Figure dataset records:
--
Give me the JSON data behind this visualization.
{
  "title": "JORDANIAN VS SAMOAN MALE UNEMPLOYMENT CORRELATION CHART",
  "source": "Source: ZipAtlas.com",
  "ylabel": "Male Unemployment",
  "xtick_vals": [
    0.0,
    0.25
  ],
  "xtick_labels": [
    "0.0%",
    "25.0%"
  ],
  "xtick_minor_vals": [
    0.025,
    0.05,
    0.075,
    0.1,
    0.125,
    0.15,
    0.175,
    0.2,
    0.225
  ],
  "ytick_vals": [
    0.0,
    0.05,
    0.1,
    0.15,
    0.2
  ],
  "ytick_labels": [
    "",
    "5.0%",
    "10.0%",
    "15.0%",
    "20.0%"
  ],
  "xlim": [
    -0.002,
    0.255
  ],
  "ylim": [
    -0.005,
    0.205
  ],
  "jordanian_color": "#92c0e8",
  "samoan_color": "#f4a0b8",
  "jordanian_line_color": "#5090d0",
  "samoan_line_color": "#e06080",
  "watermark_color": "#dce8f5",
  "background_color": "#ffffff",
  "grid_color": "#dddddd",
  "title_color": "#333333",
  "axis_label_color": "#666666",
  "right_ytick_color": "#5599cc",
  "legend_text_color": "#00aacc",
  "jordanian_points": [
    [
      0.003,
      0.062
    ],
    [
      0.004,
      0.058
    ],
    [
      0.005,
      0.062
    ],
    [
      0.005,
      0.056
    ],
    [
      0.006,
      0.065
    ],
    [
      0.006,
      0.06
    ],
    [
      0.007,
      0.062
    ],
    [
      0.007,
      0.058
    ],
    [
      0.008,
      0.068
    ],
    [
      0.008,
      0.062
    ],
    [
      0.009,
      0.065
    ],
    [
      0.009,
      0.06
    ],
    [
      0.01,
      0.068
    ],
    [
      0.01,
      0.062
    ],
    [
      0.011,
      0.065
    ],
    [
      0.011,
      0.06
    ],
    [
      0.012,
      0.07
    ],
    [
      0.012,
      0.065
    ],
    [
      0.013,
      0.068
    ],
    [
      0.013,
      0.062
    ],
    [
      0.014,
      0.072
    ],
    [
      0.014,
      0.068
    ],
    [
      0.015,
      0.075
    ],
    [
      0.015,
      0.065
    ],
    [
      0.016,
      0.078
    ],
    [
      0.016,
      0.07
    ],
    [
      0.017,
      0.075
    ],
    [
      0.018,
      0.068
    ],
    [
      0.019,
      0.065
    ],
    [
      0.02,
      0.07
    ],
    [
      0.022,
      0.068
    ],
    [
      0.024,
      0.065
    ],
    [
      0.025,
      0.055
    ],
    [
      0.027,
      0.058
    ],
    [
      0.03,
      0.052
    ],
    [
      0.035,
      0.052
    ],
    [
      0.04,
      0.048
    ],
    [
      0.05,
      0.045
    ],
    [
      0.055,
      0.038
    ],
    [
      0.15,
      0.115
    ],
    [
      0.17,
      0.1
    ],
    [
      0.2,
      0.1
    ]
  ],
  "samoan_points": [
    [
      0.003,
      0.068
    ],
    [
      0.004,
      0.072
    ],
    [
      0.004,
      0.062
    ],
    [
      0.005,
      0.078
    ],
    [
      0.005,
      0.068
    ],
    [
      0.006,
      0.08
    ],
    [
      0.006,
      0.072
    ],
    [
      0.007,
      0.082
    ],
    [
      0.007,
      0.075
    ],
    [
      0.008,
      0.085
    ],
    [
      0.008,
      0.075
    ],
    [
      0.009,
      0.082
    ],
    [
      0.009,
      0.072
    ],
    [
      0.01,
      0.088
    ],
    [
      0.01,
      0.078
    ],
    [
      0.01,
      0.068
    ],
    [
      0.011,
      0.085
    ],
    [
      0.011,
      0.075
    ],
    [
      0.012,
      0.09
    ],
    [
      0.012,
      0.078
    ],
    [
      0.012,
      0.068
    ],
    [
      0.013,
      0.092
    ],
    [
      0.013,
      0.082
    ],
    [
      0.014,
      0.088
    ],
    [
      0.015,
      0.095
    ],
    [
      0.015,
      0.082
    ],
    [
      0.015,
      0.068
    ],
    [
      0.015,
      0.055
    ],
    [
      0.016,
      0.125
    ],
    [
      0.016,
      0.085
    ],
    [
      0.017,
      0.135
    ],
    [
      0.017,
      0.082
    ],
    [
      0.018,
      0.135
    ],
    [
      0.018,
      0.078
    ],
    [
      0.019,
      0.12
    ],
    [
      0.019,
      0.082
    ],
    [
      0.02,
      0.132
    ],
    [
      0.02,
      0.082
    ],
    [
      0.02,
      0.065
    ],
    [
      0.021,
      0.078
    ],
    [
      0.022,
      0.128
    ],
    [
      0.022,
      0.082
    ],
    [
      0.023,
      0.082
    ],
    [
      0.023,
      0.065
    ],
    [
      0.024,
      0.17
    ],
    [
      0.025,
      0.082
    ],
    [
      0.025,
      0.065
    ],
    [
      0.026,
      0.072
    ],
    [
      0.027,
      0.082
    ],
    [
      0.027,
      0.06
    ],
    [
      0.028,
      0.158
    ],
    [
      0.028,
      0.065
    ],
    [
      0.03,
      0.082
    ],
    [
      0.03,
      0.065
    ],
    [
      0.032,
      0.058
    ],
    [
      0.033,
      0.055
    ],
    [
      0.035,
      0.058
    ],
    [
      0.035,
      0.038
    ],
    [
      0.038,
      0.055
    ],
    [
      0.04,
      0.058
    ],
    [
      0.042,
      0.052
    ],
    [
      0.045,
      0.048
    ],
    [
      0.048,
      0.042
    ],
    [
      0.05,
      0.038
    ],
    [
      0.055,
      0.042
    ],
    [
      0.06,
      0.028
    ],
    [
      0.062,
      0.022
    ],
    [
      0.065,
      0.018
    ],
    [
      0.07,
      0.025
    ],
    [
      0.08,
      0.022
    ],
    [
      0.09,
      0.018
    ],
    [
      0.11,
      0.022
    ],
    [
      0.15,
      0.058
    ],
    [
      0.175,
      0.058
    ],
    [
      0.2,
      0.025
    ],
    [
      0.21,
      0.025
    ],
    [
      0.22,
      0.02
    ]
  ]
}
--
◆ The exercise:
Make an exact copy of the data above.

◆ Solution for this problem:
Give me the JSON data behind this visualization.
{
  "title": "JORDANIAN VS SAMOAN MALE UNEMPLOYMENT CORRELATION CHART",
  "source": "Source: ZipAtlas.com",
  "ylabel": "Male Unemployment",
  "xtick_vals": [
    0.0,
    0.25
  ],
  "xtick_labels": [
    "0.0%",
    "25.0%"
  ],
  "xtick_minor_vals": [
    0.025,
    0.05,
    0.075,
    0.1,
    0.125,
    0.15,
    0.175,
    0.2,
    0.225
  ],
  "ytick_vals": [
    0.0,
    0.05,
    0.1,
    0.15,
    0.2
  ],
  "ytick_labels": [
    "",
    "5.0%",
    "10.0%",
    "15.0%",
    "20.0%"
  ],
  "xlim": [
    -0.002,
    0.255
  ],
  "ylim": [
    -0.005,
    0.205
  ],
  "jordanian_color": "#92c0e8",
  "samoan_color": "#f4a0b8",
  "jordanian_line_color": "#5090d0",
  "samoan_line_color": "#e06080",
  "watermark_color": "#dce8f5",
  "background_color": "#ffffff",
  "grid_color": "#dddddd",
  "title_color": "#333333",
  "axis_label_color": "#666666",
  "right_ytick_color": "#5599cc",
  "legend_text_color": "#00aacc",
  "jordanian_points": [
    [
      0.003,
      0.062
    ],
    [
      0.004,
      0.058
    ],
    [
      0.005,
      0.062
    ],
    [
      0.005,
      0.056
    ],
    [
      0.006,
      0.065
    ],
    [
      0.006,
      0.06
    ],
    [
      0.007,
      0.062
    ],
    [
      0.007,
      0.058
    ],
    [
      0.008,
      0.068
    ],
    [
      0.008,
      0.062
    ],
    [
      0.009,
      0.065
    ],
    [
      0.009,
      0.06
    ],
    [
      0.01,
      0.068
    ],
    [
      0.01,
      0.062
    ],
    [
      0.011,
      0.065
    ],
    [
      0.011,
      0.06
    ],
    [
      0.012,
      0.07
    ],
    [
      0.012,
      0.065
    ],
    [
      0.013,
      0.068
    ],
    [
      0.013,
      0.062
    ],
    [
      0.014,
      0.072
    ],
    [
      0.014,
      0.068
    ],
    [
      0.015,
      0.075
    ],
    [
      0.015,
      0.065
    ],
    [
      0.016,
      0.078
    ],
    [
      0.016,
      0.07
    ],
    [
      0.017,
      0.075
    ],
    [
      0.018,
      0.068
    ],
    [
      0.019,
      0.065
    ],
    [
      0.02,
      0.07
    ],
    [
      0.022,
      0.068
    ],
    [
      0.024,
      0.065
    ],
    [
      0.025,
      0.055
    ],
    [
      0.027,
      0.058
    ],
    [
      0.03,
      0.052
    ],
    [
      0.035,
      0.052
    ],
    [
      0.04,
      0.048
    ],
    [
      0.05,
      0.045
    ],
    [
      0.055,
      0.038
    ],
    [
      0.15,
      0.115
    ],
    [
      0.17,
      0.1
    ],
    [
      0.2,
      0.1
    ]
  ],
  "samoan_points": [
    [
      0.003,
      0.068
    ],
    [
      0.004,
      0.072
    ],
    [
      0.004,
      0.062
    ],
    [
      0.005,
      0.078
    ],
    [
      0.005,
      0.068
    ],
    [
      0.006,
      0.08
    ],
    [
      0.006,
      0.072
    ],
    [
      0.007,
      0.082
    ],
    [
      0.007,
      0.075
    ],
    [
      0.008,
      0.085
    ],
    [
      0.008,
      0.075
    ],
    [
      0.009,
      0.082
    ],
    [
      0.009,
      0.072
    ],
    [
      0.01,
      0.088
    ],
    [
      0.01,
      0.078
    ],
    [
      0.01,
      0.068
    ],
    [
      0.011,
      0.085
    ],
    [
      0.011,
      0.075
    ],
    [
      0.012,
      0.09
    ],
    [
      0.012,
      0.078
    ],
    [
      0.012,
      0.068
    ],
    [
      0.013,
      0.092
    ],
    [
      0.013,
      0.082
    ],
    [
      0.014,
      0.088
    ],
    [
      0.015,
      0.095
    ],
    [
      0.015,
      0.082
    ],
    [
      0.015,
      0.068
    ],
    [
      0.015,
      0.055
    ],
    [
      0.016,
      0.125
    ],
    [
      0.016,
      0.085
    ],
    [
      0.017,
      0.135
    ],
    [
      0.017,
      0.082
    ],
    [
      0.018,
      0.135
    ],
    [
      0.018,
      0.078
    ],
    [
      0.019,
      0.12
    ],
    [
      0.019,
      0.082
    ],
    [
      0.02,
      0.132
    ],
    [
      0.02,
      0.082
    ],
    [
      0.02,
      0.065
    ],
    [
      0.021,
      0.078
    ],
    [
      0.022,
      0.128
    ],
    [
      0.022,
      0.082
    ],
    [
      0.023,
      0.082
    ],
    [
      0.023,
      0.065
    ],
    [
      0.024,
      0.17
    ],
    [
      0.025,
      0.082
    ],
    [
      0.025,
      0.065
    ],
    [
      0.026,
      0.072
    ],
    [
      0.027,
      0.082
    ],
    [
      0.027,
      0.06
    ],
    [
      0.028,
      0.158
    ],
    [
      0.028,
      0.065
    ],
    [
      0.03,
      0.082
    ],
    [
      0.03,
      0.065
    ],
    [
      0.032,
      0.058
    ],
    [
      0.033,
      0.055
    ],
    [
      0.035,
      0.058
    ],
    [
      0.035,
      0.038
    ],
    [
      0.038,
      0.055
    ],
    [
      0.04,
      0.058
    ],
    [
      0.042,
      0.052
    ],
    [
      0.045,
      0.048
    ],
    [
      0.048,
      0.042
    ],
    [
      0.05,
      0.038
    ],
    [
      0.055,
      0.042
    ],
    [
      0.06,
      0.028
    ],
    [
      0.062,
      0.022
    ],
    [
      0.065,
      0.018
    ],
    [
      0.07,
      0.025
    ],
    [
      0.08,
      0.022
    ],
    [
      0.09,
      0.018
    ],
    [
      0.11,
      0.022
    ],
    [
      0.15,
      0.058
    ],
    [
      0.175,
      0.058
    ],
    [
      0.2,
      0.025
    ],
    [
      0.21,
      0.025
    ],
    [
      0.22,
      0.02
    ]
  ]
}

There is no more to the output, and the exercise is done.